---- INPUT RECORDS

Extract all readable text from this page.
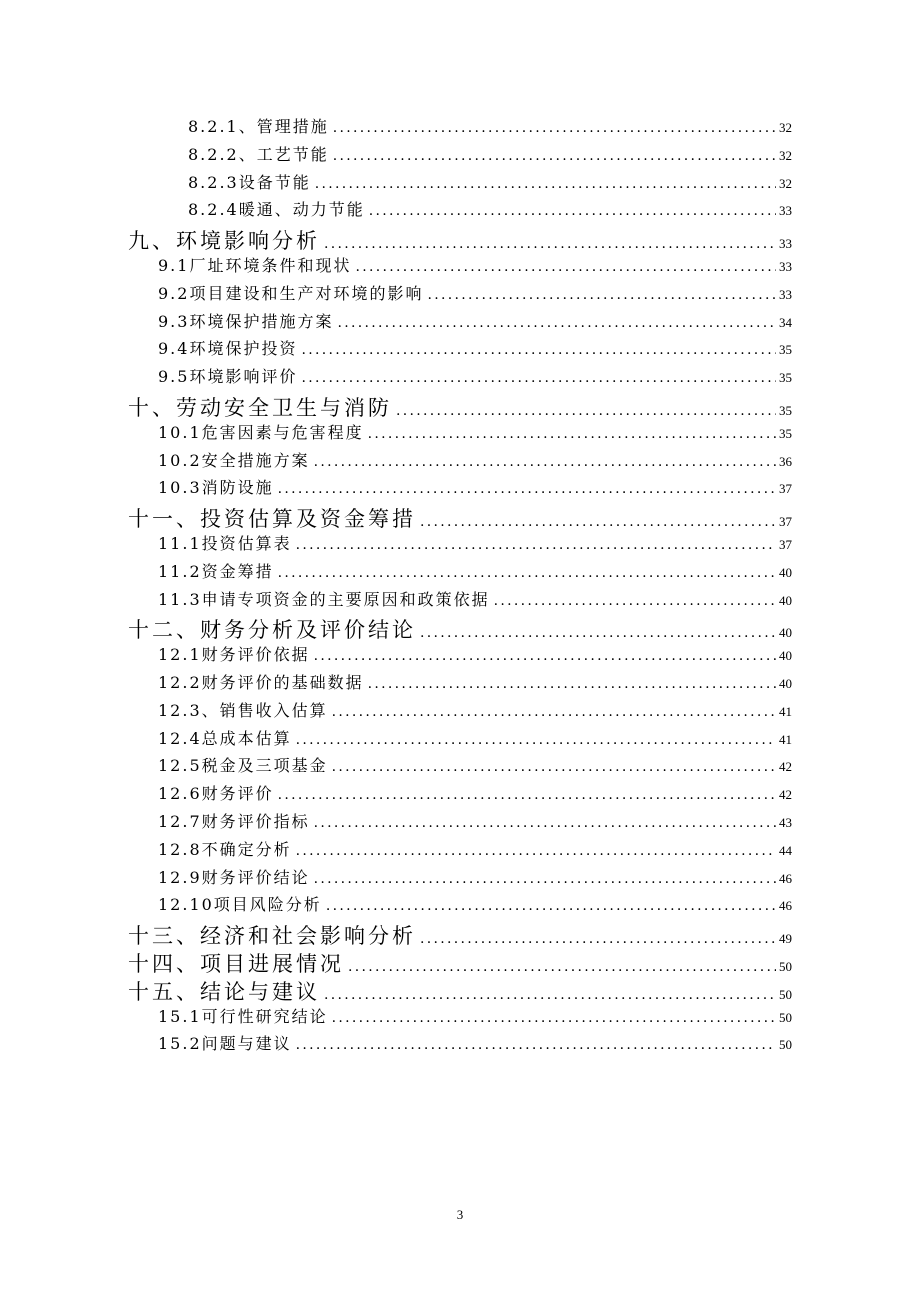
8.2.1、管理措施 .....	32
8.2.2、工艺节能 .....	32
8.2.3设备节能 .....	32
8.2.4暖通、动力节能 .....	33
九、环境影响分析 .....	33
9.1厂址环境条件和现状 .....	33
9.2项目建设和生产对环境的影响 .....	33
9.3环境保护措施方案 .....	34
9.4环境保护投资 .....	35
9.5环境影响评价 .....	35
十、劳动安全卫生与消防 .....	35
10.1危害因素与危害程度 .....	35
10.2安全措施方案 .....	36
10.3消防设施 .....	37
十一、投资估算及资金筹措 .....	37
11.1投资估算表 .....	37
11.2资金筹措 .....	40
11.3申请专项资金的主要原因和政策依据 .....	40
十二、财务分析及评价结论 .....	40
12.1财务评价依据 .....	40
12.2财务评价的基础数据 .....	40
12.3、销售收入估算 .....	41
12.4总成本估算 .....	41
12.5税金及三项基金 .....	42
12.6财务评价 .....	42
12.7财务评价指标 .....	43
12.8不确定分析 .....	44
12.9财务评价结论 .....	46
12.10项目风险分析 .....	46
十三、经济和社会影响分析 .....	49
十四、项目进展情况 .....	50
十五、结论与建议 .....	50
15.1可行性研究结论 .....	50
15.2问题与建议 .....	50
3
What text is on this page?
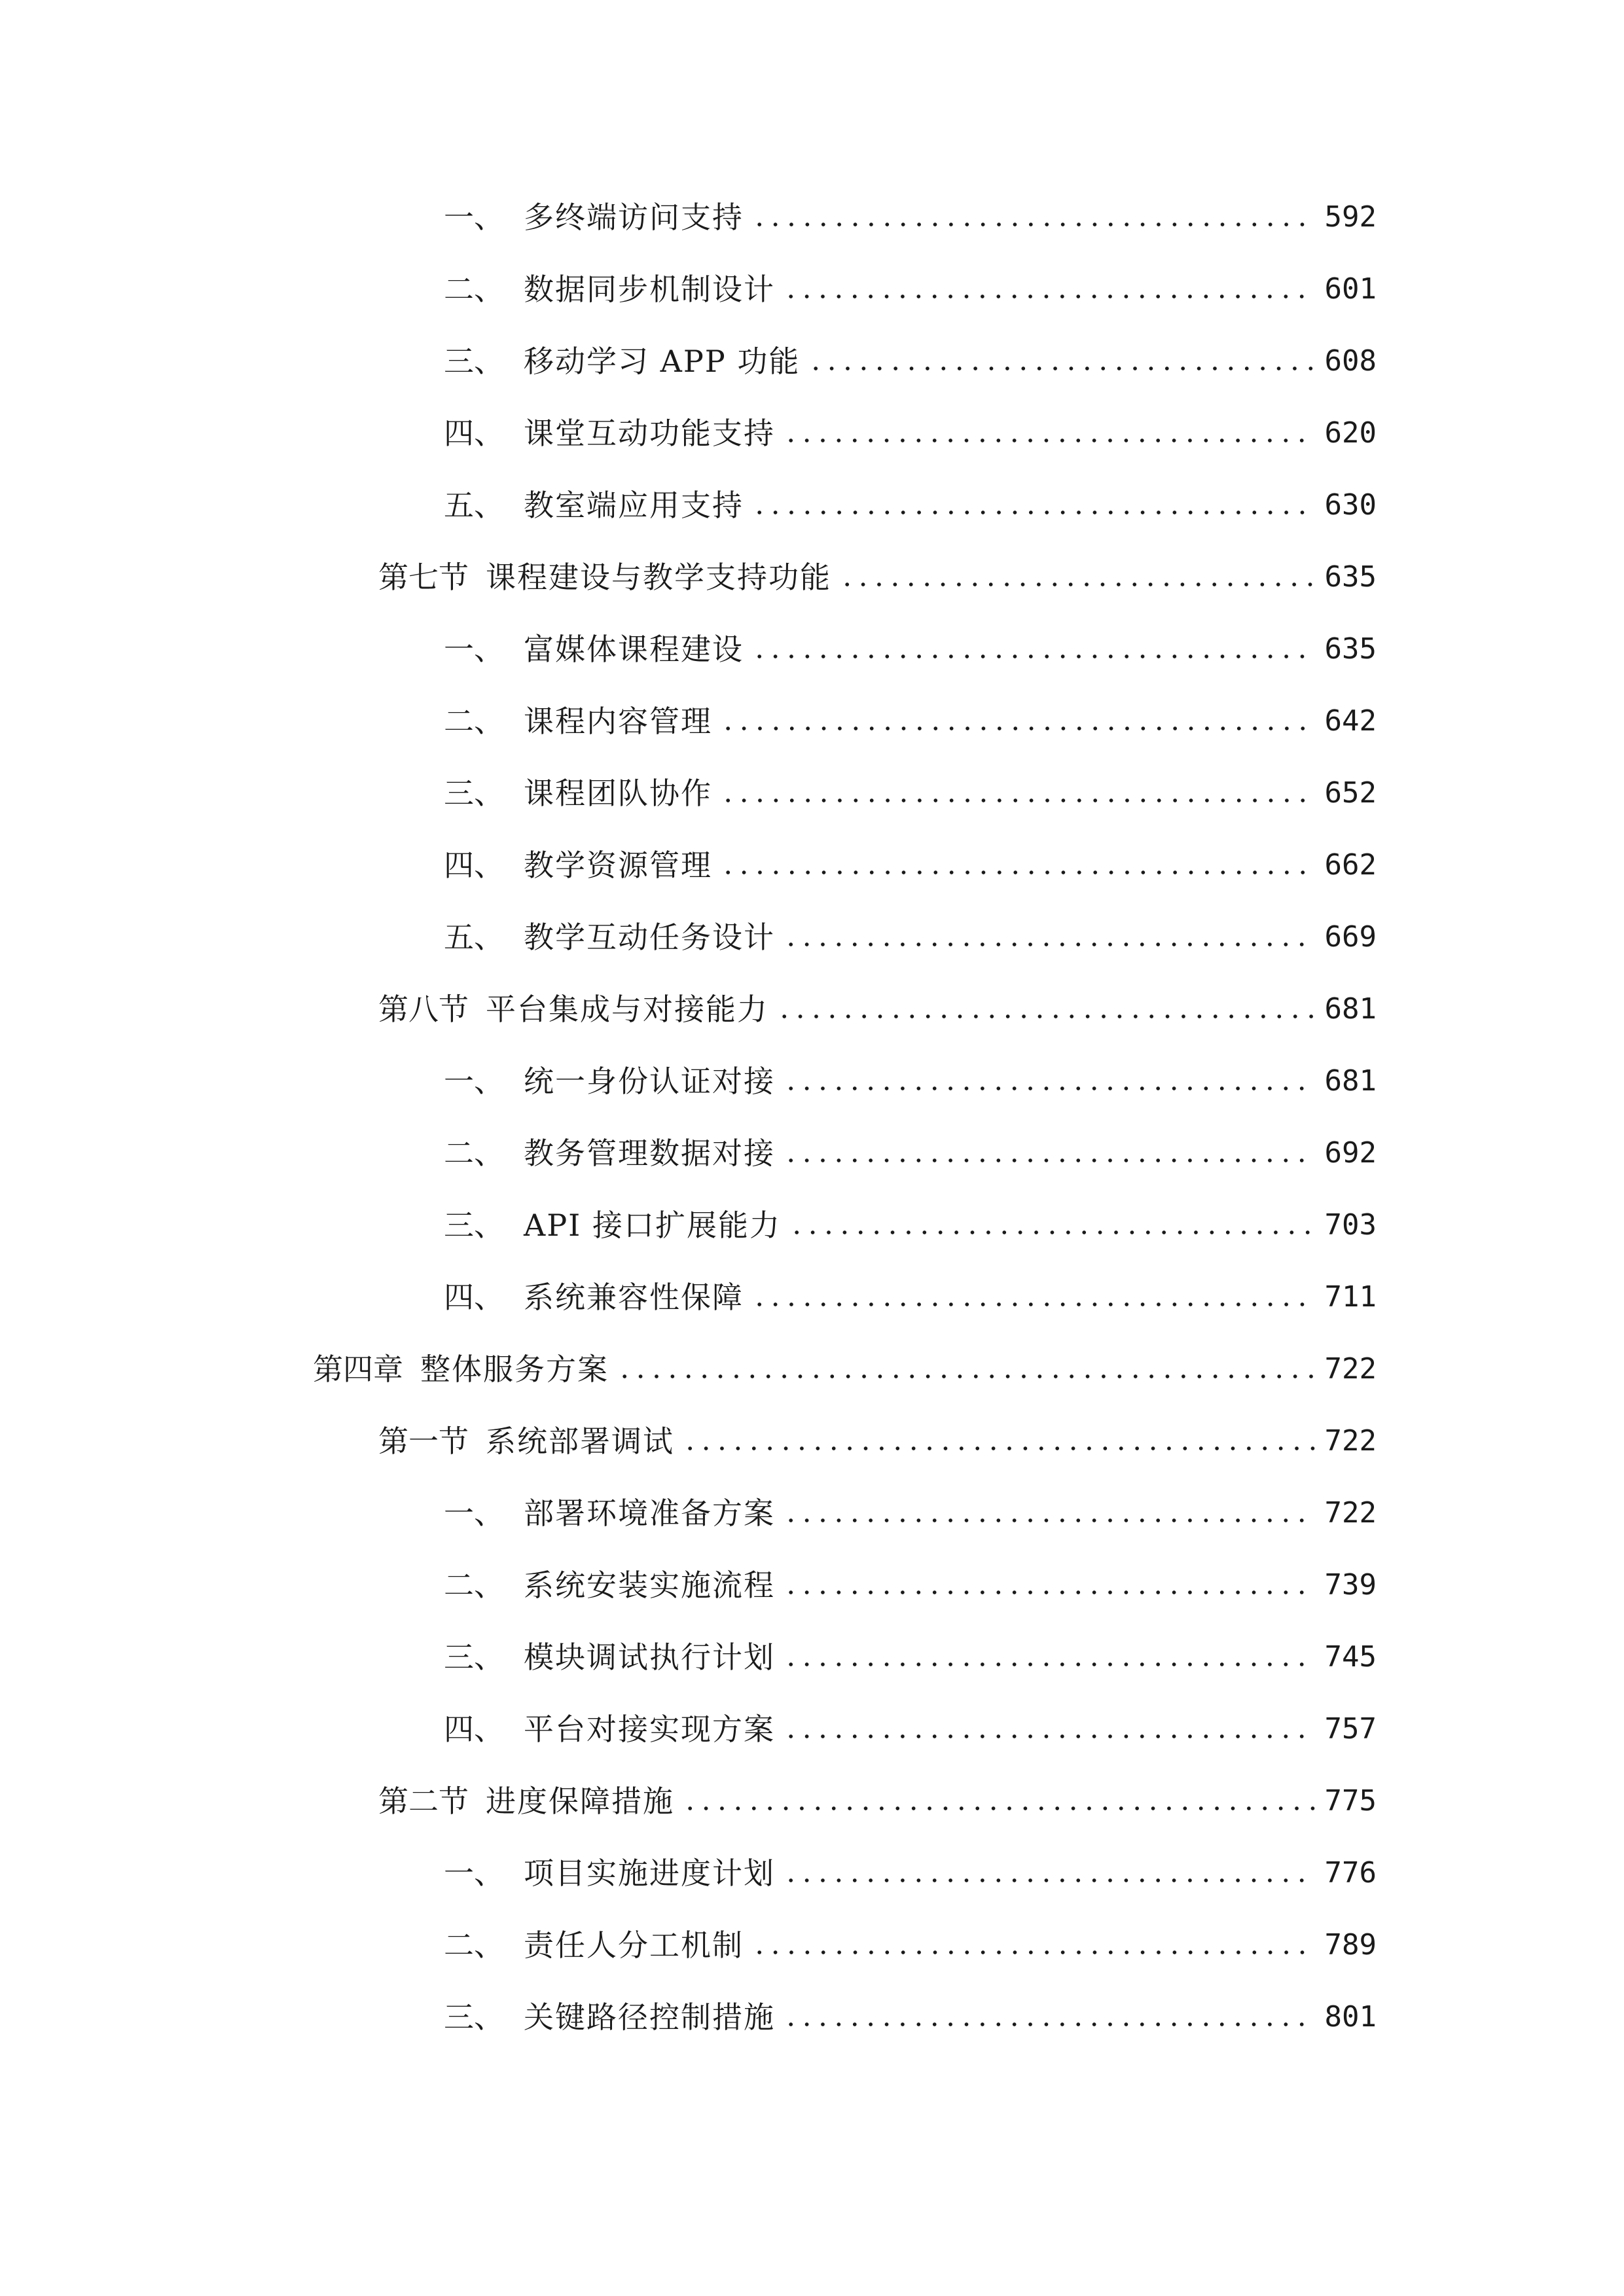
一、 多终端访问支持	592
二、 数据同步机制设计	601
三、 移动学习 APP 功能	608
四、 课堂互动功能支持	620
五、 教室端应用支持	630
第七节 课程建设与教学支持功能	635
一、 富媒体课程建设	635
二、 课程内容管理	642
三、 课程团队协作	652
四、 教学资源管理	662
五、 教学互动任务设计	669
第八节 平台集成与对接能力	681
一、 统一身份认证对接	681
二、 教务管理数据对接	692
三、 API 接口扩展能力	703
四、 系统兼容性保障	711
第四章 整体服务方案	722
第一节 系统部署调试	722
一、 部署环境准备方案	722
二、 系统安装实施流程	739
三、 模块调试执行计划	745
四、 平台对接实现方案	757
第二节 进度保障措施	775
一、 项目实施进度计划	776
二、 责任人分工机制	789
三、 关键路径控制措施	801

--------

• TASK
Omit every picture, and otherwise quote the entries exactly.

• TASK RESPONSE
Extract all readable text from this page.
8.2.1、管理措施 .....	32
8.2.2、工艺节能 .....	32
8.2.3设备节能 .....	32
8.2.4暖通、动力节能 .....	33
九、环境影响分析 .....	33
9.1厂址环境条件和现状 .....	33
9.2项目建设和生产对环境的影响 .....	33
9.3环境保护措施方案 .....	34
9.4环境保护投资 .....	35
9.5环境影响评价 .....	35
十、劳动安全卫生与消防 .....	35
10.1危害因素与危害程度 .....	35
10.2安全措施方案 .....	36
10.3消防设施 .....	37
十一、投资估算及资金筹措 .....	37
11.1投资估算表 .....	37
11.2资金筹措 .....	40
11.3申请专项资金的主要原因和政策依据 .....	40
十二、财务分析及评价结论 .....	40
12.1财务评价依据 .....	40
12.2财务评价的基础数据 .....	40
12.3、销售收入估算 .....	41
12.4总成本估算 .....	41
12.5税金及三项基金 .....	42
12.6财务评价 .....	42
12.7财务评价指标 .....	43
12.8不确定分析 .....	44
12.9财务评价结论 .....	46
12.10项目风险分析 .....	46
十三、经济和社会影响分析 .....	49
十四、项目进展情况 .....	50
十五、结论与建议 .....	50
15.1可行性研究结论 .....	50
15.2问题与建议 .....	50
3
What text is on this page?
一、 多终端访问支持	592
二、 数据同步机制设计	601
三、 移动学习 APP 功能	608
四、 课堂互动功能支持	620
五、 教室端应用支持	630
第七节 课程建设与教学支持功能	635
一、 富媒体课程建设	635
二、 课程内容管理	642
三、 课程团队协作	652
四、 教学资源管理	662
五、 教学互动任务设计	669
第八节 平台集成与对接能力	681
一、 统一身份认证对接	681
二、 教务管理数据对接	692
三、 API 接口扩展能力	703
四、 系统兼容性保障	711
第四章 整体服务方案	722
第一节 系统部署调试	722
一、 部署环境准备方案	722
二、 系统安装实施流程	739
三、 模块调试执行计划	745
四、 平台对接实现方案	757
第二节 进度保障措施	775
一、 项目实施进度计划	776
二、 责任人分工机制	789
三、 关键路径控制措施	801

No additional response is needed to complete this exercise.